▶

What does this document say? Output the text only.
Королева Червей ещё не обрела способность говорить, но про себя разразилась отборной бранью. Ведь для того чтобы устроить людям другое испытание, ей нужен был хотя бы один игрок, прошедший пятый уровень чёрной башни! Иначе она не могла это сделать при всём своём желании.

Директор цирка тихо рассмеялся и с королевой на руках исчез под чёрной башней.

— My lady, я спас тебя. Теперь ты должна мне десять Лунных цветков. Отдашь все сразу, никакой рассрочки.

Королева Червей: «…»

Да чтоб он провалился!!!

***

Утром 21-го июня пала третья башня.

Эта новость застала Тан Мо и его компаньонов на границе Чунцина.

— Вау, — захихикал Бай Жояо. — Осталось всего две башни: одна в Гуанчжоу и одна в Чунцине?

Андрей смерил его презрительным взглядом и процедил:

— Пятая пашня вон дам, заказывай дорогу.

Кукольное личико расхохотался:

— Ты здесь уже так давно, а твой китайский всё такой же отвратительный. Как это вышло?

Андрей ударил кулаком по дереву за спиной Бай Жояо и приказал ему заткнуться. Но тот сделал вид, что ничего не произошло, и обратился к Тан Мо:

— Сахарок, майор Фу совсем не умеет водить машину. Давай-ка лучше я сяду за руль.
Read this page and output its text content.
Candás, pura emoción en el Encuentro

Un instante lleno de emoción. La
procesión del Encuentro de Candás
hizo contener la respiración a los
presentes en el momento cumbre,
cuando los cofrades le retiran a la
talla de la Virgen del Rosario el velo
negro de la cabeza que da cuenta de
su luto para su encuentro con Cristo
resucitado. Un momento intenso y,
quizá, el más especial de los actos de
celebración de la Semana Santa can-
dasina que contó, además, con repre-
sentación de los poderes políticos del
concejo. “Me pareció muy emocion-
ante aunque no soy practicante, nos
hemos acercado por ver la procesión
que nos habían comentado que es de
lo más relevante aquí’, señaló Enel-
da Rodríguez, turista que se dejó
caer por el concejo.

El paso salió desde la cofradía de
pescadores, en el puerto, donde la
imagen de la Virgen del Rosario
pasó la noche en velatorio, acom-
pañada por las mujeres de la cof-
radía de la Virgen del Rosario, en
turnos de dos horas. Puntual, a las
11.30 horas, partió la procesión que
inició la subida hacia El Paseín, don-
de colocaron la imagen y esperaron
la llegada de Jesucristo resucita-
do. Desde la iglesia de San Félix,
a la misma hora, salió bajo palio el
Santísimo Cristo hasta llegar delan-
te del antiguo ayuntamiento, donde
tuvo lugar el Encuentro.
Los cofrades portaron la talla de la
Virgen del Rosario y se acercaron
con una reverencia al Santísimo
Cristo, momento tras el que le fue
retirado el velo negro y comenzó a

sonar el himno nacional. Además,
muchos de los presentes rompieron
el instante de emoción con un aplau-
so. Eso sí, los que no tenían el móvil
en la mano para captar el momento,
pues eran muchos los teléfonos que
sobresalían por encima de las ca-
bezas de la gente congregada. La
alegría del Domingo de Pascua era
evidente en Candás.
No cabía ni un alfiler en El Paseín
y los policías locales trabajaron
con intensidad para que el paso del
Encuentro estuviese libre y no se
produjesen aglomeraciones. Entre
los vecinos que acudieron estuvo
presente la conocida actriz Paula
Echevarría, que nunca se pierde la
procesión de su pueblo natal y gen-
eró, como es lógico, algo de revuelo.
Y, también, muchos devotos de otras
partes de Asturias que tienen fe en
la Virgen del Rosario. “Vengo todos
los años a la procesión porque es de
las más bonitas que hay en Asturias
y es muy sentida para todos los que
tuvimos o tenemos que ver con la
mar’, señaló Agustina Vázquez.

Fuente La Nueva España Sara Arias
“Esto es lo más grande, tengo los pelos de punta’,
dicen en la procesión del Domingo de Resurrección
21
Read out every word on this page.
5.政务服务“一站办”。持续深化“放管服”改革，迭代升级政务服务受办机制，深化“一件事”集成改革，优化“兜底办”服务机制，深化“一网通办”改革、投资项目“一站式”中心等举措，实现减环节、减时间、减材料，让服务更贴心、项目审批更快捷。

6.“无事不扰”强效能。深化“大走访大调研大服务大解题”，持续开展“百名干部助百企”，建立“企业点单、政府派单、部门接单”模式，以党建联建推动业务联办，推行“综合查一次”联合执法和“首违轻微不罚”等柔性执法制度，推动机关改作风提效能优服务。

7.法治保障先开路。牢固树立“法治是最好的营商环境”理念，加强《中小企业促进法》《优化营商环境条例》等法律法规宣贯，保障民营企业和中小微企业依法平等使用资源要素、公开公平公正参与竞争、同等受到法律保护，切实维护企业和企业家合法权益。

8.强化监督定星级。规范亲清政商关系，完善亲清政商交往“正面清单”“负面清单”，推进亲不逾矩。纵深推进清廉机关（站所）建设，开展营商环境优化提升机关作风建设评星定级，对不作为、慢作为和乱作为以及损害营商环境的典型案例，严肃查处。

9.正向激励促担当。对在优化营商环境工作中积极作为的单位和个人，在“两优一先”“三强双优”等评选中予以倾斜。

◀

* [WRITTEN PROBLEM]:
From the records above, extract everything verbatim.

* [EXERCISE OUTPUT]:
What does this document say? Output the text only.
Королева Червей ещё не обрела способность говорить, но про себя разразилась отборной бранью. Ведь для того чтобы устроить людям другое испытание, ей нужен был хотя бы один игрок, прошедший пятый уровень чёрной башни! Иначе она не могла это сделать при всём своём желании.

Директор цирка тихо рассмеялся и с королевой на руках исчез под чёрной башней.

— My lady, я спас тебя. Теперь ты должна мне десять Лунных цветков. Отдашь все сразу, никакой рассрочки.

Королева Червей: «…»

Да чтоб он провалился!!!

***

Утром 21-го июня пала третья башня.

Эта новость застала Тан Мо и его компаньонов на границе Чунцина.

— Вау, — захихикал Бай Жояо. — Осталось всего две башни: одна в Гуанчжоу и одна в Чунцине?

Андрей смерил его презрительным взглядом и процедил:

— Пятая пашня вон дам, заказывай дорогу.

Кукольное личико расхохотался:

— Ты здесь уже так давно, а твой китайский всё такой же отвратительный. Как это вышло?

Андрей ударил кулаком по дереву за спиной Бай Жояо и приказал ему заткнуться. Но тот сделал вид, что ничего не произошло, и обратился к Тан Мо:

— Сахарок, майор Фу совсем не умеет водить машину. Давай-ка лучше я сяду за руль.
Read this page and output its text content.
Candás, pura emoción en el Encuentro

Un instante lleno de emoción. La
procesión del Encuentro de Candás
hizo contener la respiración a los
presentes en el momento cumbre,
cuando los cofrades le retiran a la
talla de la Virgen del Rosario el velo
negro de la cabeza que da cuenta de
su luto para su encuentro con Cristo
resucitado. Un momento intenso y,
quizá, el más especial de los actos de
celebración de la Semana Santa can-
dasina que contó, además, con repre-
sentación de los poderes políticos del
concejo. “Me pareció muy emocion-
ante aunque no soy practicante, nos
hemos acercado por ver la procesión
que nos habían comentado que es de
lo más relevante aquí’, señaló Enel-
da Rodríguez, turista que se dejó
caer por el concejo.

El paso salió desde la cofradía de
pescadores, en el puerto, donde la
imagen de la Virgen del Rosario
pasó la noche en velatorio, acom-
pañada por las mujeres de la cof-
radía de la Virgen del Rosario, en
turnos de dos horas. Puntual, a las
11.30 horas, partió la procesión que
inició la subida hacia El Paseín, don-
de colocaron la imagen y esperaron
la llegada de Jesucristo resucita-
do. Desde la iglesia de San Félix,
a la misma hora, salió bajo palio el
Santísimo Cristo hasta llegar delan-
te del antiguo ayuntamiento, donde
tuvo lugar el Encuentro.
Los cofrades portaron la talla de la
Virgen del Rosario y se acercaron
con una reverencia al Santísimo
Cristo, momento tras el que le fue
retirado el velo negro y comenzó a

sonar el himno nacional. Además,
muchos de los presentes rompieron
el instante de emoción con un aplau-
so. Eso sí, los que no tenían el móvil
en la mano para captar el momento,
pues eran muchos los teléfonos que
sobresalían por encima de las ca-
bezas de la gente congregada. La
alegría del Domingo de Pascua era
evidente en Candás.
No cabía ni un alfiler en El Paseín
y los policías locales trabajaron
con intensidad para que el paso del
Encuentro estuviese libre y no se
produjesen aglomeraciones. Entre
los vecinos que acudieron estuvo
presente la conocida actriz Paula
Echevarría, que nunca se pierde la
procesión de su pueblo natal y gen-
eró, como es lógico, algo de revuelo.
Y, también, muchos devotos de otras
partes de Asturias que tienen fe en
la Virgen del Rosario. “Vengo todos
los años a la procesión porque es de
las más bonitas que hay en Asturias
y es muy sentida para todos los que
tuvimos o tenemos que ver con la
mar’, señaló Agustina Vázquez.

Fuente La Nueva España Sara Arias
“Esto es lo más grande, tengo los pelos de punta’,
dicen en la procesión del Domingo de Resurrección
21
Read out every word on this page.
5.政务服务“一站办”。持续深化“放管服”改革，迭代升级政务服务受办机制，深化“一件事”集成改革，优化“兜底办”服务机制，深化“一网通办”改革、投资项目“一站式”中心等举措，实现减环节、减时间、减材料，让服务更贴心、项目审批更快捷。

6.“无事不扰”强效能。深化“大走访大调研大服务大解题”，持续开展“百名干部助百企”，建立“企业点单、政府派单、部门接单”模式，以党建联建推动业务联办，推行“综合查一次”联合执法和“首违轻微不罚”等柔性执法制度，推动机关改作风提效能优服务。

7.法治保障先开路。牢固树立“法治是最好的营商环境”理念，加强《中小企业促进法》《优化营商环境条例》等法律法规宣贯，保障民营企业和中小微企业依法平等使用资源要素、公开公平公正参与竞争、同等受到法律保护，切实维护企业和企业家合法权益。

8.强化监督定星级。规范亲清政商关系，完善亲清政商交往“正面清单”“负面清单”，推进亲不逾矩。纵深推进清廉机关（站所）建设，开展营商环境优化提升机关作风建设评星定级，对不作为、慢作为和乱作为以及损害营商环境的典型案例，严肃查处。

9.正向激励促担当。对在优化营商环境工作中积极作为的单位和个人，在“两优一先”“三强双优”等评选中予以倾斜。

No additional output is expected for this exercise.